Every record must be repeated exactly, with no omission.

══ Items

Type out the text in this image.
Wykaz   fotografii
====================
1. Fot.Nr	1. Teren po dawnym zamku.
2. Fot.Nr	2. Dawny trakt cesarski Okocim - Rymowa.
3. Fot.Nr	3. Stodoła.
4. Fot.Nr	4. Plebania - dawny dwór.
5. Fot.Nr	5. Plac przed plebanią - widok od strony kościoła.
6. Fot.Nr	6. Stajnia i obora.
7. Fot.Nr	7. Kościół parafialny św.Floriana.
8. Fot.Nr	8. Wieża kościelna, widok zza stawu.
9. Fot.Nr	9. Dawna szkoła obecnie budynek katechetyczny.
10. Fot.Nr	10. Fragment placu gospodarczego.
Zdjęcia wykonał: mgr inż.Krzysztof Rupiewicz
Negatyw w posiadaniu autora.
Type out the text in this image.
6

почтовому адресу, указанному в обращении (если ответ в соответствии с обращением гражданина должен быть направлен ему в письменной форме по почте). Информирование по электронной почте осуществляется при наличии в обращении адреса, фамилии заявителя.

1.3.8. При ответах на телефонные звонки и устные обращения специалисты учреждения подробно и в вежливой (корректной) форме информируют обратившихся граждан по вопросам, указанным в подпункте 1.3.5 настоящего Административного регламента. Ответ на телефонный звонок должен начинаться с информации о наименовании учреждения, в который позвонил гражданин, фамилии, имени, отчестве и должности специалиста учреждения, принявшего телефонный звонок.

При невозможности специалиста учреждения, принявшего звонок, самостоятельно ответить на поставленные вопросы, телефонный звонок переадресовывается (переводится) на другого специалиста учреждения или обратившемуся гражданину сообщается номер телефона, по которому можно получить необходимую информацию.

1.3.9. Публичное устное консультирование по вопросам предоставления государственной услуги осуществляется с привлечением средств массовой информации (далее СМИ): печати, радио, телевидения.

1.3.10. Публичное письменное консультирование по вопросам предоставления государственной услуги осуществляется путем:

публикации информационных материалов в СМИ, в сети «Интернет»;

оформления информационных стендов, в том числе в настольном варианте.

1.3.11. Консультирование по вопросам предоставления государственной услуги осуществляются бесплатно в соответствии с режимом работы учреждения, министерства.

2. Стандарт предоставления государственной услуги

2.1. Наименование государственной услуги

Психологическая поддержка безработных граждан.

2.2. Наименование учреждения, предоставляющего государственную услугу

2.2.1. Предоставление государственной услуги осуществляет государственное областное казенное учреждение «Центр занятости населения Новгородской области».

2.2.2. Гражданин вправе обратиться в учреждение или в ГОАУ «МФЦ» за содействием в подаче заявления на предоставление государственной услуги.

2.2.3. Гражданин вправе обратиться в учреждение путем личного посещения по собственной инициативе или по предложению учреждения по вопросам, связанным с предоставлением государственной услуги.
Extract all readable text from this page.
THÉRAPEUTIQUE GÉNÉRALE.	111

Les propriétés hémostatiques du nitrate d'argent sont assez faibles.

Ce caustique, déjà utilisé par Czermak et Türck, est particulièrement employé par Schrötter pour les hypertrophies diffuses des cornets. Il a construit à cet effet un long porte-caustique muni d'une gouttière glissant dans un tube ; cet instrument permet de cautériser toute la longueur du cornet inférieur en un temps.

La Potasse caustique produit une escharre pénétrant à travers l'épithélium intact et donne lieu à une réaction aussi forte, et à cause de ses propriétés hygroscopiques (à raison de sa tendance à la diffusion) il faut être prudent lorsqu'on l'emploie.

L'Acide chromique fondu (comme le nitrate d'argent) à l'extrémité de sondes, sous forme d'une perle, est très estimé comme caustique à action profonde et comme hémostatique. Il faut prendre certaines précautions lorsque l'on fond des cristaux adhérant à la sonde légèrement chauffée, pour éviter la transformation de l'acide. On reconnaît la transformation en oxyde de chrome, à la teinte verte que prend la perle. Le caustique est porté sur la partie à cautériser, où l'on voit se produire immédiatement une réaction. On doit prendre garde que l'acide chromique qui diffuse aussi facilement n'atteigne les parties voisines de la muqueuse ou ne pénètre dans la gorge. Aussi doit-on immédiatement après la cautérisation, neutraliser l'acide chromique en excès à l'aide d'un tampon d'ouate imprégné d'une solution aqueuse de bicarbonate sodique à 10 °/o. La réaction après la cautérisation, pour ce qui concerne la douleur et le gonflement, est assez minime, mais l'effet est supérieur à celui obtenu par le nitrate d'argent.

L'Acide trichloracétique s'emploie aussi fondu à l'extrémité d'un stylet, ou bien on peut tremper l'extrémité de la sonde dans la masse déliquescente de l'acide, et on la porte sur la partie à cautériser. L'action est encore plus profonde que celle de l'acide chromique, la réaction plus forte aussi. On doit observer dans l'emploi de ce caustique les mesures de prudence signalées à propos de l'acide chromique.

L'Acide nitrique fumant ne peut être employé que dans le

════

### Task solution
Type out the text in this image.
Wykaz   fotografii
====================
1. Fot.Nr	1. Teren po dawnym zamku.
2. Fot.Nr	2. Dawny trakt cesarski Okocim - Rymowa.
3. Fot.Nr	3. Stodoła.
4. Fot.Nr	4. Plebania - dawny dwór.
5. Fot.Nr	5. Plac przed plebanią - widok od strony kościoła.
6. Fot.Nr	6. Stajnia i obora.
7. Fot.Nr	7. Kościół parafialny św.Floriana.
8. Fot.Nr	8. Wieża kościelna, widok zza stawu.
9. Fot.Nr	9. Dawna szkoła obecnie budynek katechetyczny.
10. Fot.Nr	10. Fragment placu gospodarczego.
Zdjęcia wykonał: mgr inż.Krzysztof Rupiewicz
Negatyw w posiadaniu autora.
Type out the text in this image.
6

почтовому адресу, указанному в обращении (если ответ в соответствии с обращением гражданина должен быть направлен ему в письменной форме по почте). Информирование по электронной почте осуществляется при наличии в обращении адреса, фамилии заявителя.

1.3.8. При ответах на телефонные звонки и устные обращения специалисты учреждения подробно и в вежливой (корректной) форме информируют обратившихся граждан по вопросам, указанным в подпункте 1.3.5 настоящего Административного регламента. Ответ на телефонный звонок должен начинаться с информации о наименовании учреждения, в который позвонил гражданин, фамилии, имени, отчестве и должности специалиста учреждения, принявшего телефонный звонок.

При невозможности специалиста учреждения, принявшего звонок, самостоятельно ответить на поставленные вопросы, телефонный звонок переадресовывается (переводится) на другого специалиста учреждения или обратившемуся гражданину сообщается номер телефона, по которому можно получить необходимую информацию.

1.3.9. Публичное устное консультирование по вопросам предоставления государственной услуги осуществляется с привлечением средств массовой информации (далее СМИ): печати, радио, телевидения.

1.3.10. Публичное письменное консультирование по вопросам предоставления государственной услуги осуществляется путем:

публикации информационных материалов в СМИ, в сети «Интернет»;

оформления информационных стендов, в том числе в настольном варианте.

1.3.11. Консультирование по вопросам предоставления государственной услуги осуществляются бесплатно в соответствии с режимом работы учреждения, министерства.

2. Стандарт предоставления государственной услуги

2.1. Наименование государственной услуги

Психологическая поддержка безработных граждан.

2.2. Наименование учреждения, предоставляющего государственную услугу

2.2.1. Предоставление государственной услуги осуществляет государственное областное казенное учреждение «Центр занятости населения Новгородской области».

2.2.2. Гражданин вправе обратиться в учреждение или в ГОАУ «МФЦ» за содействием в подаче заявления на предоставление государственной услуги.

2.2.3. Гражданин вправе обратиться в учреждение путем личного посещения по собственной инициативе или по предложению учреждения по вопросам, связанным с предоставлением государственной услуги.
Extract all readable text from this page.
THÉRAPEUTIQUE GÉNÉRALE.	111

Les propriétés hémostatiques du nitrate d'argent sont assez faibles.

Ce caustique, déjà utilisé par Czermak et Türck, est particulièrement employé par Schrötter pour les hypertrophies diffuses des cornets. Il a construit à cet effet un long porte-caustique muni d'une gouttière glissant dans un tube ; cet instrument permet de cautériser toute la longueur du cornet inférieur en un temps.

La Potasse caustique produit une escharre pénétrant à travers l'épithélium intact et donne lieu à une réaction aussi forte, et à cause de ses propriétés hygroscopiques (à raison de sa tendance à la diffusion) il faut être prudent lorsqu'on l'emploie.

L'Acide chromique fondu (comme le nitrate d'argent) à l'extrémité de sondes, sous forme d'une perle, est très estimé comme caustique à action profonde et comme hémostatique. Il faut prendre certaines précautions lorsque l'on fond des cristaux adhérant à la sonde légèrement chauffée, pour éviter la transformation de l'acide. On reconnaît la transformation en oxyde de chrome, à la teinte verte que prend la perle. Le caustique est porté sur la partie à cautériser, où l'on voit se produire immédiatement une réaction. On doit prendre garde que l'acide chromique qui diffuse aussi facilement n'atteigne les parties voisines de la muqueuse ou ne pénètre dans la gorge. Aussi doit-on immédiatement après la cautérisation, neutraliser l'acide chromique en excès à l'aide d'un tampon d'ouate imprégné d'une solution aqueuse de bicarbonate sodique à 10 °/o. La réaction après la cautérisation, pour ce qui concerne la douleur et le gonflement, est assez minime, mais l'effet est supérieur à celui obtenu par le nitrate d'argent.

L'Acide trichloracétique s'emploie aussi fondu à l'extrémité d'un stylet, ou bien on peut tremper l'extrémité de la sonde dans la masse déliquescente de l'acide, et on la porte sur la partie à cautériser. L'action est encore plus profonde que celle de l'acide chromique, la réaction plus forte aussi. On doit observer dans l'emploi de ce caustique les mesures de prudence signalées à propos de l'acide chromique.

L'Acide nitrique fumant ne peut être employé que dans le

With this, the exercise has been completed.